[What is needed]
Copy out each line of the listing that has the word "Final" in it.

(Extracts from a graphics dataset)
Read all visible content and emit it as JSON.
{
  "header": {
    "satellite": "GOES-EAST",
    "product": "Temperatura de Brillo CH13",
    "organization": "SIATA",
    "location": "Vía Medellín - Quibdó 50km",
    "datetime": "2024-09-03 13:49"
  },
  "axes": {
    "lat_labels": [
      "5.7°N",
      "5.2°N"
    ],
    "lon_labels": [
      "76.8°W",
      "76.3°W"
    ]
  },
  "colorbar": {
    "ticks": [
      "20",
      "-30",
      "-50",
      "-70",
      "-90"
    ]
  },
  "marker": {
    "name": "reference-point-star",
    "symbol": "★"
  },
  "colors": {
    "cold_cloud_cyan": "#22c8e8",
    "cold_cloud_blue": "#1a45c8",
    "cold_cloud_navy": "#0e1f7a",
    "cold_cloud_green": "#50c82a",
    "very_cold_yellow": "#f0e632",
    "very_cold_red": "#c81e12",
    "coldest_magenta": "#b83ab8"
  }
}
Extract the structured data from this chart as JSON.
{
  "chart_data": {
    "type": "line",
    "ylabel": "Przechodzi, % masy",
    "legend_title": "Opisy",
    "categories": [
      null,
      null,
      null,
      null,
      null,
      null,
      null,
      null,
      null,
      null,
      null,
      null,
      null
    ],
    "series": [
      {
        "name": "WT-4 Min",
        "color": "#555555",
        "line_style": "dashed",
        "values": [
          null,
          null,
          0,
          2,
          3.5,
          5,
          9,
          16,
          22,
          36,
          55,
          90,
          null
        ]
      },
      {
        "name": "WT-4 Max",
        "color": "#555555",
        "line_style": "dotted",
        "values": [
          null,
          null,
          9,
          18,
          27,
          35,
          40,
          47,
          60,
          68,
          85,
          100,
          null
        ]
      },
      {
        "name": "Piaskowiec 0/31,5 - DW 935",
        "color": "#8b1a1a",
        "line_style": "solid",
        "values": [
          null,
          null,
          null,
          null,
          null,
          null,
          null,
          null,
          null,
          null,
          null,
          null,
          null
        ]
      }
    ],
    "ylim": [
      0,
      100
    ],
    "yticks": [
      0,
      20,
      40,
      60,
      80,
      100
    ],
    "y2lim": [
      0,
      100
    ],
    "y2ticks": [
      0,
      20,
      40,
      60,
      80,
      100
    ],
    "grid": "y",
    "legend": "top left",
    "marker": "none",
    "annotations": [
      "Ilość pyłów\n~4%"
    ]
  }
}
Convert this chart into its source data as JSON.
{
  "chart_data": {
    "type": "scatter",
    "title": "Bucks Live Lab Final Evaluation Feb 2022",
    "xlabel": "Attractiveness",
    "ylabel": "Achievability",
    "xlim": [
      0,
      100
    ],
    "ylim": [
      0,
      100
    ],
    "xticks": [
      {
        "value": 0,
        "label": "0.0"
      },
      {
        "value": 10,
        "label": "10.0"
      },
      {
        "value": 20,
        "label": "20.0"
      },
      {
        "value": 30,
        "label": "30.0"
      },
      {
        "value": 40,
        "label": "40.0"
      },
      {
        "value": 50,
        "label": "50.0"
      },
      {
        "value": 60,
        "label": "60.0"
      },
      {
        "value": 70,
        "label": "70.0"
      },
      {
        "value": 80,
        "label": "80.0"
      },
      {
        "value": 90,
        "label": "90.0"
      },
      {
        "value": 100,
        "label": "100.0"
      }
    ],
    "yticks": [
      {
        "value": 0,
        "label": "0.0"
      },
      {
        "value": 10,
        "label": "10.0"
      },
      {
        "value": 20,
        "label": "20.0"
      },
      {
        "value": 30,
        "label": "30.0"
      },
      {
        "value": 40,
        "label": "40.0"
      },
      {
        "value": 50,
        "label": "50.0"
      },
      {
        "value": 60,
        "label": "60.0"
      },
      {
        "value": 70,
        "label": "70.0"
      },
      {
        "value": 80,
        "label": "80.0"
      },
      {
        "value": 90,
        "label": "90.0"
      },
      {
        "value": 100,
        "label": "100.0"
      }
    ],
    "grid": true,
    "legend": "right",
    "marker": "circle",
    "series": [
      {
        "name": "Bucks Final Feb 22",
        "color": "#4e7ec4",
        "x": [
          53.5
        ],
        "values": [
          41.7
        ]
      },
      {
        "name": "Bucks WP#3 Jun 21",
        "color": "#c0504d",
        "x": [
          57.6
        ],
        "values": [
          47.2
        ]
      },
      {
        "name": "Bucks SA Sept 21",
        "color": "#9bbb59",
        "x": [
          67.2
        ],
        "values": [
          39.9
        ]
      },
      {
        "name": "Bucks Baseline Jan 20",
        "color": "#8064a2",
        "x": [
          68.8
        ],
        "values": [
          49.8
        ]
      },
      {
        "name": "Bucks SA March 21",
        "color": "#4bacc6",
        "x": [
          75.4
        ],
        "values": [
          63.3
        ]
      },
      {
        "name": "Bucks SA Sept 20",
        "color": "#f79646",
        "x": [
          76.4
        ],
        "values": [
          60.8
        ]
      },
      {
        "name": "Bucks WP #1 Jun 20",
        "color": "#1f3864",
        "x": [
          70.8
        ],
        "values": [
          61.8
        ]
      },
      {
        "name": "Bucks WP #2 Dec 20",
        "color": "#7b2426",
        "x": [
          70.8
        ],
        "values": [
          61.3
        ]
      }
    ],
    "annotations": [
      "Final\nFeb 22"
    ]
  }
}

[Answer below]
    "title": "Bucks Live Lab Final Evaluation Feb 2022",
        "name": "Bucks Final Feb 22",
      "Final\nFeb 22"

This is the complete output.